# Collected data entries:
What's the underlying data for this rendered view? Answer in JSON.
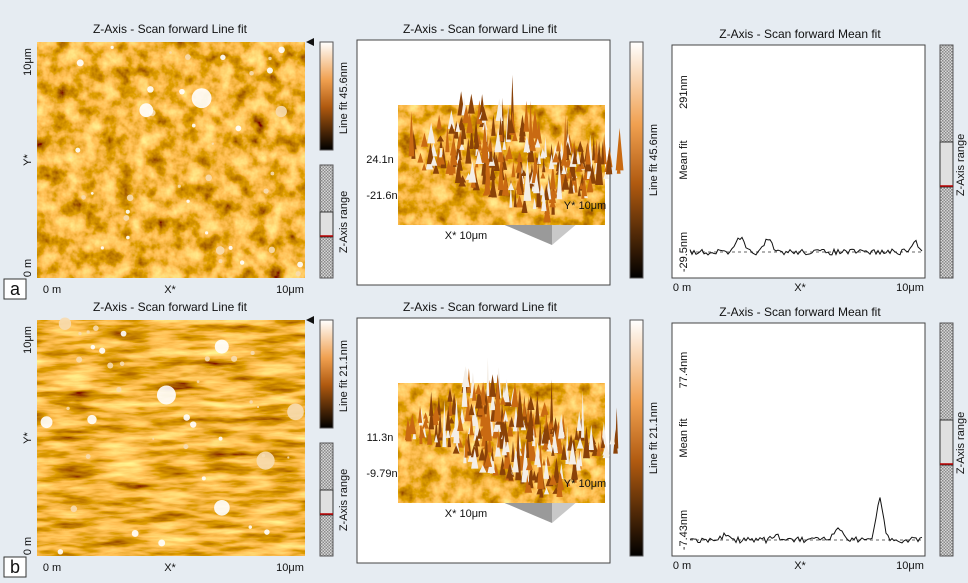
{
  "panels": [
    {
      "label": "a",
      "image": {
        "title": "Z-Axis - Scan forward   Line fit",
        "y_top": "10μm",
        "y_mid": "Y*",
        "y_bottom": "0 m",
        "x_left": "0 m",
        "x_mid": "X*",
        "x_right": "10μm",
        "colorbar_label": "Line fit 45.6nm",
        "range_label": "Z-Axis range"
      },
      "view3d": {
        "title": "Z-Axis - Scan forward   Line fit",
        "z_top": "24.1n",
        "z_bottom": "-21.6n",
        "x_label": "X* 10μm",
        "y_label": "Y* 10μm",
        "colorbar_label": "Line fit 45.6nm"
      },
      "profile": {
        "title": "Z-Axis - Scan forward   Mean fit",
        "y_top": "291nm",
        "y_label": "Mean fit",
        "y_bottom": "-29.5nm",
        "x_left": "0 m",
        "x_mid": "X*",
        "x_right": "10μm",
        "range_label": "Z-Axis range"
      }
    },
    {
      "label": "b",
      "image": {
        "title": "Z-Axis - Scan forward   Line fit",
        "y_top": "10μm",
        "y_mid": "Y*",
        "y_bottom": "0 m",
        "x_left": "0 m",
        "x_mid": "X*",
        "x_right": "10μm",
        "colorbar_label": "Line fit 21.1nm",
        "range_label": "Z-Axis range"
      },
      "view3d": {
        "title": "Z-Axis - Scan forward   Line fit",
        "z_top": "11.3n",
        "z_bottom": "-9.79n",
        "x_label": "X* 10μm",
        "y_label": "Y* 10μm",
        "colorbar_label": "Line fit 21.1nm"
      },
      "profile": {
        "title": "Z-Axis - Scan forward   Mean fit",
        "y_top": "77.4nm",
        "y_label": "Mean fit",
        "y_bottom": "-7.43nm",
        "x_left": "0 m",
        "x_mid": "X*",
        "x_right": "10μm",
        "range_label": "Z-Axis range"
      }
    }
  ]
}
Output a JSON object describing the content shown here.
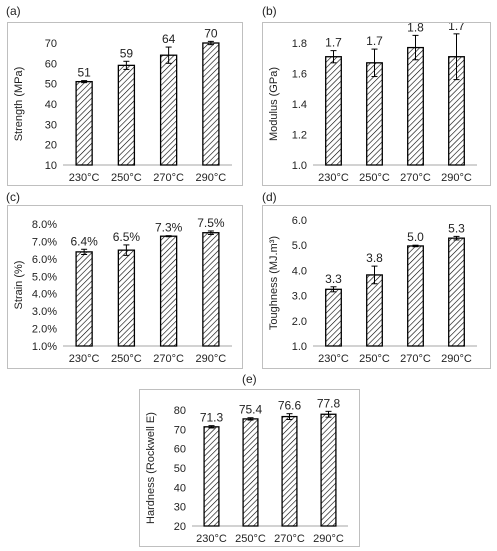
{
  "panels": [
    {
      "label": "(a)"
    },
    {
      "label": "(b)"
    },
    {
      "label": "(c)"
    },
    {
      "label": "(d)"
    },
    {
      "label": "(e)"
    }
  ],
  "chart_data": [
    {
      "id": "a",
      "type": "bar",
      "categories": [
        "230°C",
        "250°C",
        "270°C",
        "290°C"
      ],
      "values": [
        51,
        59,
        64,
        70
      ],
      "errors": [
        0.5,
        2,
        4,
        0.8
      ],
      "data_labels": [
        "51",
        "59",
        "64",
        "70"
      ],
      "ylabel": "Strength (MPa)",
      "ylim": [
        10,
        70
      ],
      "yticks": [
        10,
        20,
        30,
        40,
        50,
        60,
        70
      ],
      "ytick_labels": [
        "10",
        "20",
        "30",
        "40",
        "50",
        "60",
        "70"
      ],
      "grid": false
    },
    {
      "id": "b",
      "type": "bar",
      "categories": [
        "230°C",
        "250°C",
        "270°C",
        "290°C"
      ],
      "values": [
        1.71,
        1.67,
        1.77,
        1.71
      ],
      "errors": [
        0.04,
        0.09,
        0.08,
        0.15
      ],
      "data_labels": [
        "1.7",
        "1.7",
        "1.8",
        "1.7"
      ],
      "ylabel": "Modulus (GPa)",
      "ylim": [
        1.0,
        1.8
      ],
      "yticks": [
        1.0,
        1.2,
        1.4,
        1.6,
        1.8
      ],
      "ytick_labels": [
        "1.0",
        "1.2",
        "1.4",
        "1.6",
        "1.8"
      ],
      "grid": false
    },
    {
      "id": "c",
      "type": "bar",
      "categories": [
        "230°C",
        "250°C",
        "270°C",
        "290°C"
      ],
      "values": [
        6.4,
        6.5,
        7.3,
        7.5
      ],
      "errors": [
        0.15,
        0.3,
        0.03,
        0.1
      ],
      "data_labels": [
        "6.4%",
        "6.5%",
        "7.3%",
        "7.5%"
      ],
      "ylabel": "Strain (%)",
      "ylim": [
        1.0,
        8.0
      ],
      "yticks": [
        1,
        2,
        3,
        4,
        5,
        6,
        7,
        8
      ],
      "ytick_labels": [
        "1.0%",
        "2.0%",
        "3.0%",
        "4.0%",
        "5.0%",
        "6.0%",
        "7.0%",
        "8.0%"
      ],
      "grid": false
    },
    {
      "id": "d",
      "type": "bar",
      "categories": [
        "230°C",
        "250°C",
        "270°C",
        "290°C"
      ],
      "values": [
        3.25,
        3.82,
        4.97,
        5.28
      ],
      "errors": [
        0.1,
        0.35,
        0.03,
        0.07
      ],
      "data_labels": [
        "3.3",
        "3.8",
        "5.0",
        "5.3"
      ],
      "ylabel": "Toughness (MJ.m³)",
      "ylim": [
        1.0,
        6.0
      ],
      "yticks": [
        1,
        2,
        3,
        4,
        5,
        6
      ],
      "ytick_labels": [
        "1.0",
        "2.0",
        "3.0",
        "4.0",
        "5.0",
        "6.0"
      ],
      "grid": false
    },
    {
      "id": "e",
      "type": "bar",
      "categories": [
        "230°C",
        "250°C",
        "270°C",
        "290°C"
      ],
      "values": [
        71.3,
        75.4,
        76.6,
        77.8
      ],
      "errors": [
        0.6,
        0.6,
        1.5,
        1.5
      ],
      "data_labels": [
        "71.3",
        "75.4",
        "76.6",
        "77.8"
      ],
      "ylabel": "Hardness (Rockwell E)",
      "ylim": [
        20,
        80
      ],
      "yticks": [
        20,
        30,
        40,
        50,
        60,
        70,
        80
      ],
      "ytick_labels": [
        "20",
        "30",
        "40",
        "50",
        "60",
        "70",
        "80"
      ],
      "grid": false
    }
  ],
  "colors": {
    "bar_outline": "#000000",
    "hatch": "#000000",
    "axis": "#a6a6a6",
    "text": "#222222",
    "frame": "#bfbfbf"
  }
}
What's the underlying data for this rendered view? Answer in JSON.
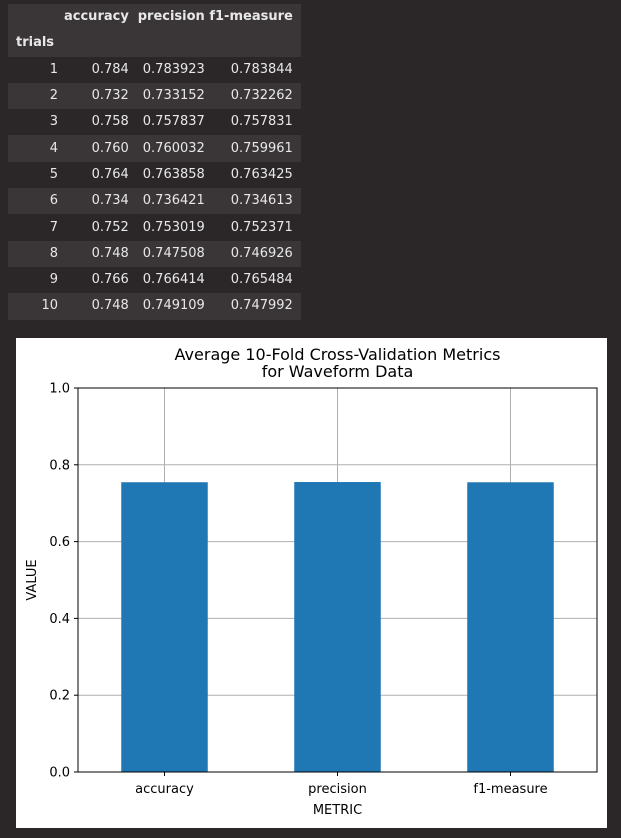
{
  "table": {
    "columns": [
      "accuracy",
      "precision",
      "f1-measure"
    ],
    "index_name": "trials",
    "rows": [
      {
        "trial": "1",
        "accuracy": "0.784",
        "precision": "0.783923",
        "f1": "0.783844"
      },
      {
        "trial": "2",
        "accuracy": "0.732",
        "precision": "0.733152",
        "f1": "0.732262"
      },
      {
        "trial": "3",
        "accuracy": "0.758",
        "precision": "0.757837",
        "f1": "0.757831"
      },
      {
        "trial": "4",
        "accuracy": "0.760",
        "precision": "0.760032",
        "f1": "0.759961"
      },
      {
        "trial": "5",
        "accuracy": "0.764",
        "precision": "0.763858",
        "f1": "0.763425"
      },
      {
        "trial": "6",
        "accuracy": "0.734",
        "precision": "0.736421",
        "f1": "0.734613"
      },
      {
        "trial": "7",
        "accuracy": "0.752",
        "precision": "0.753019",
        "f1": "0.752371"
      },
      {
        "trial": "8",
        "accuracy": "0.748",
        "precision": "0.747508",
        "f1": "0.746926"
      },
      {
        "trial": "9",
        "accuracy": "0.766",
        "precision": "0.766414",
        "f1": "0.765484"
      },
      {
        "trial": "10",
        "accuracy": "0.748",
        "precision": "0.749109",
        "f1": "0.747992"
      }
    ]
  },
  "chart_data": {
    "type": "bar",
    "title": "Average 10-Fold Cross-Validation Metrics\nfor Waveform Data",
    "categories": [
      "accuracy",
      "precision",
      "f1-measure"
    ],
    "values": [
      0.7546,
      0.7551,
      0.7545
    ],
    "xlabel": "METRIC",
    "ylabel": "VALUE",
    "ylim": [
      0.0,
      1.0
    ],
    "yticks": [
      "0.0",
      "0.2",
      "0.4",
      "0.6",
      "0.8",
      "1.0"
    ],
    "grid": true,
    "bar_color": "#1f77b4"
  }
}
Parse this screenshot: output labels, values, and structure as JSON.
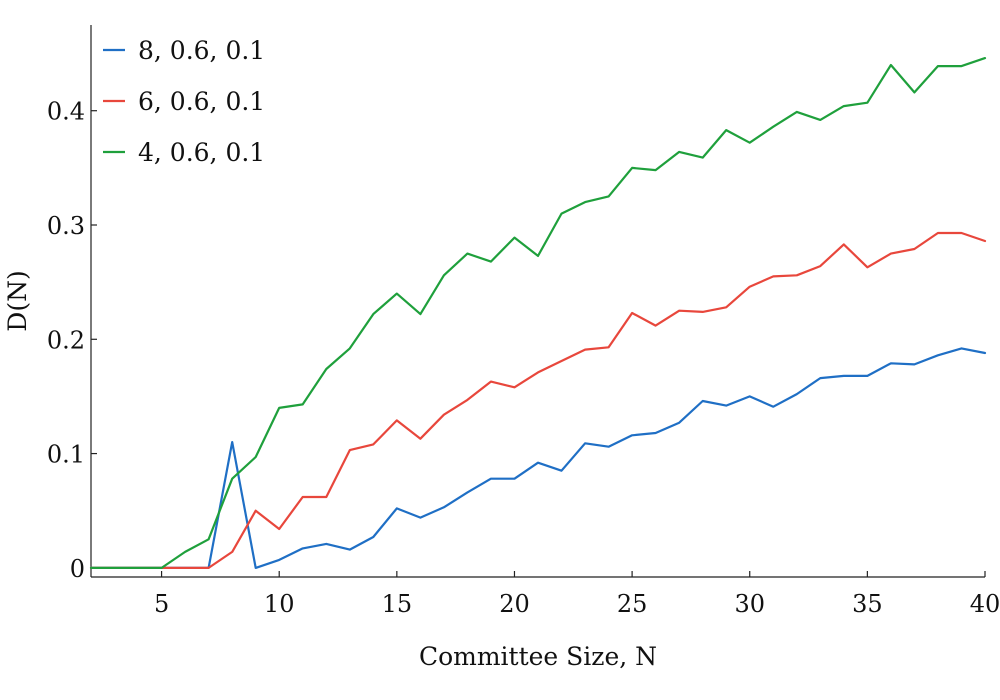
{
  "chart_data": {
    "type": "line",
    "title": "",
    "xlabel": "Committee Size, N",
    "ylabel": "D(N)",
    "xlim": [
      2,
      40
    ],
    "ylim": [
      -0.008,
      0.475
    ],
    "xticks": [
      5,
      10,
      15,
      20,
      25,
      30,
      35,
      40
    ],
    "xtick_labels": [
      "5",
      "10",
      "15",
      "20",
      "25",
      "30",
      "35",
      "40"
    ],
    "yticks": [
      0,
      0.1,
      0.2,
      0.3,
      0.4
    ],
    "ytick_labels": [
      "0",
      "0.1",
      "0.2",
      "0.3",
      "0.4"
    ],
    "grid": false,
    "legend_position": "top-left",
    "series": [
      {
        "name": "8, 0.6, 0.1",
        "color": "#1f6fc5",
        "x": [
          2,
          3,
          4,
          5,
          6,
          7,
          8,
          9,
          10,
          11,
          12,
          13,
          14,
          15,
          16,
          17,
          18,
          19,
          20,
          21,
          22,
          23,
          24,
          25,
          26,
          27,
          28,
          29,
          30,
          31,
          32,
          33,
          34,
          35,
          36,
          37,
          38,
          39,
          40
        ],
        "y": [
          0,
          0,
          0,
          0,
          0,
          0,
          0.11,
          0,
          0.007,
          0.017,
          0.021,
          0.016,
          0.027,
          0.052,
          0.044,
          0.053,
          0.066,
          0.078,
          0.078,
          0.092,
          0.085,
          0.109,
          0.106,
          0.116,
          0.118,
          0.127,
          0.146,
          0.142,
          0.15,
          0.141,
          0.152,
          0.166,
          0.168,
          0.168,
          0.179,
          0.178,
          0.186,
          0.192,
          0.188
        ]
      },
      {
        "name": "6, 0.6, 0.1",
        "color": "#e8473c",
        "x": [
          2,
          3,
          4,
          5,
          6,
          7,
          8,
          9,
          10,
          11,
          12,
          13,
          14,
          15,
          16,
          17,
          18,
          19,
          20,
          21,
          22,
          23,
          24,
          25,
          26,
          27,
          28,
          29,
          30,
          31,
          32,
          33,
          34,
          35,
          36,
          37,
          38,
          39,
          40
        ],
        "y": [
          0,
          0,
          0,
          0,
          0,
          0,
          0.014,
          0.05,
          0.034,
          0.062,
          0.062,
          0.103,
          0.108,
          0.129,
          0.113,
          0.134,
          0.147,
          0.163,
          0.158,
          0.171,
          0.181,
          0.191,
          0.193,
          0.223,
          0.212,
          0.225,
          0.224,
          0.228,
          0.246,
          0.255,
          0.256,
          0.264,
          0.283,
          0.263,
          0.275,
          0.279,
          0.293,
          0.293,
          0.286
        ]
      },
      {
        "name": "4, 0.6, 0.1",
        "color": "#1fa03c",
        "x": [
          2,
          3,
          4,
          5,
          6,
          7,
          8,
          9,
          10,
          11,
          12,
          13,
          14,
          15,
          16,
          17,
          18,
          19,
          20,
          21,
          22,
          23,
          24,
          25,
          26,
          27,
          28,
          29,
          30,
          31,
          32,
          33,
          34,
          35,
          36,
          37,
          38,
          39,
          40
        ],
        "y": [
          0,
          0,
          0,
          0,
          0.014,
          0.025,
          0.078,
          0.097,
          0.14,
          0.143,
          0.174,
          0.192,
          0.222,
          0.24,
          0.222,
          0.256,
          0.275,
          0.268,
          0.289,
          0.273,
          0.31,
          0.32,
          0.325,
          0.35,
          0.348,
          0.364,
          0.359,
          0.383,
          0.372,
          0.386,
          0.399,
          0.392,
          0.404,
          0.407,
          0.44,
          0.416,
          0.439,
          0.439,
          0.446
        ]
      }
    ]
  }
}
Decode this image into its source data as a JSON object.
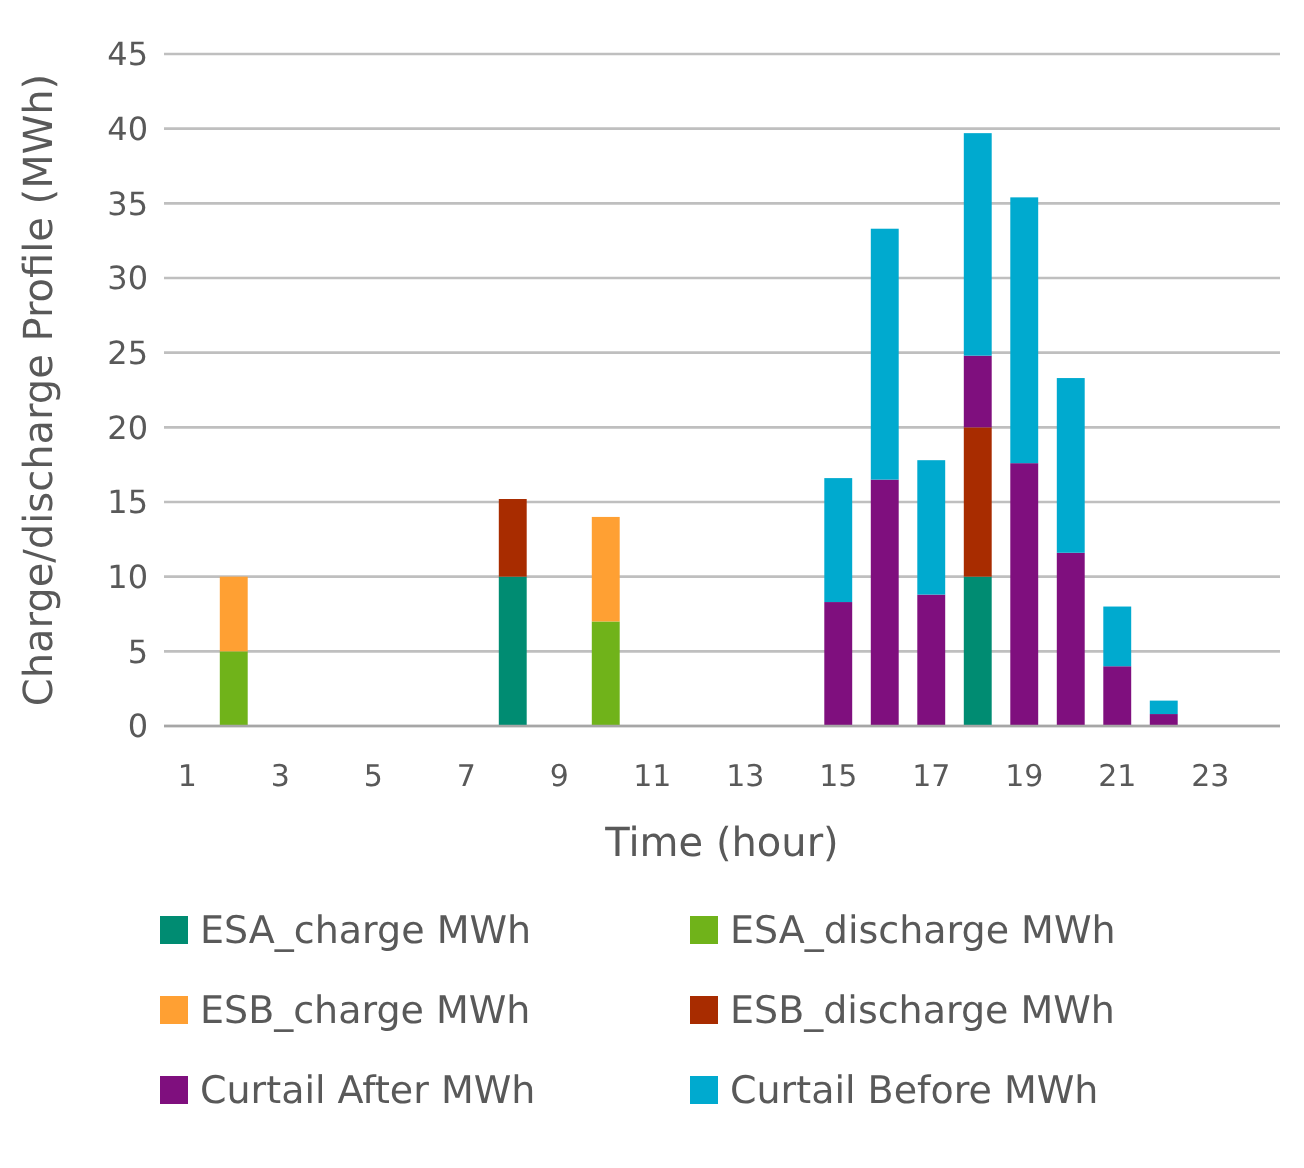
{
  "chart_data": {
    "type": "bar",
    "stacked": true,
    "xlabel": "Time (hour)",
    "ylabel": "Charge/discharge Profile (MWh)",
    "x": [
      1,
      2,
      3,
      4,
      5,
      6,
      7,
      8,
      9,
      10,
      11,
      12,
      13,
      14,
      15,
      16,
      17,
      18,
      19,
      20,
      21,
      22,
      23,
      24
    ],
    "xlim": [
      0.5,
      24.5
    ],
    "xticks": [
      1,
      3,
      5,
      7,
      9,
      11,
      13,
      15,
      17,
      19,
      21,
      23
    ],
    "series": [
      {
        "name": "ESA_charge MWh",
        "color": "#008c72",
        "values": [
          0,
          0,
          0,
          0,
          0,
          0,
          0,
          10,
          0,
          0,
          0,
          0,
          0,
          0,
          0,
          0,
          0,
          10,
          0,
          0,
          0,
          0,
          0,
          0
        ]
      },
      {
        "name": "ESA_discharge MWh",
        "color": "#70b31a",
        "values": [
          0,
          5,
          0,
          0,
          0,
          0,
          0,
          0,
          0,
          7,
          0,
          0,
          0,
          0,
          0,
          0,
          0,
          0,
          0,
          0,
          0,
          0,
          0,
          0
        ]
      },
      {
        "name": "ESB_charge MWh",
        "color": "#ffa033",
        "values": [
          0,
          5,
          0,
          0,
          0,
          0,
          0,
          0,
          0,
          7,
          0,
          0,
          0,
          0,
          0,
          0,
          0,
          0,
          0,
          0,
          0,
          0,
          0,
          0
        ]
      },
      {
        "name": "ESB_discharge MWh",
        "color": "#a82c00",
        "values": [
          0,
          0,
          0,
          0,
          0,
          0,
          0,
          5.2,
          0,
          0,
          0,
          0,
          0,
          0,
          0,
          0,
          0,
          10,
          0,
          0,
          0,
          0,
          0,
          0
        ]
      },
      {
        "name": "Curtail After MWh",
        "color": "#7f0f7e",
        "values": [
          0,
          0,
          0,
          0,
          0,
          0,
          0,
          0,
          0,
          0,
          0,
          0,
          0,
          0,
          8.3,
          16.5,
          8.8,
          4.8,
          17.6,
          11.6,
          4,
          0.8,
          0,
          0
        ]
      },
      {
        "name": "Curtail Before MWh",
        "color": "#00aacf",
        "values": [
          0,
          0,
          0,
          0,
          0,
          0,
          0,
          0,
          0,
          0,
          0,
          0,
          0,
          0,
          8.3,
          16.8,
          9,
          14.9,
          17.8,
          11.7,
          4,
          0.9,
          0,
          0
        ]
      }
    ],
    "ylim": [
      0,
      45
    ],
    "yticks": [
      0,
      5,
      10,
      15,
      20,
      25,
      30,
      35,
      40,
      45
    ],
    "grid": "y",
    "legend": "bottom"
  }
}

# Work to be completed:
Gather every line from the listing above in which the word "xlabel" appears.

# Problem solution:
    "xlabel": "METRIC",
    "xlabel": "Committee Size, N",
    "xlabel": "Time (hour)",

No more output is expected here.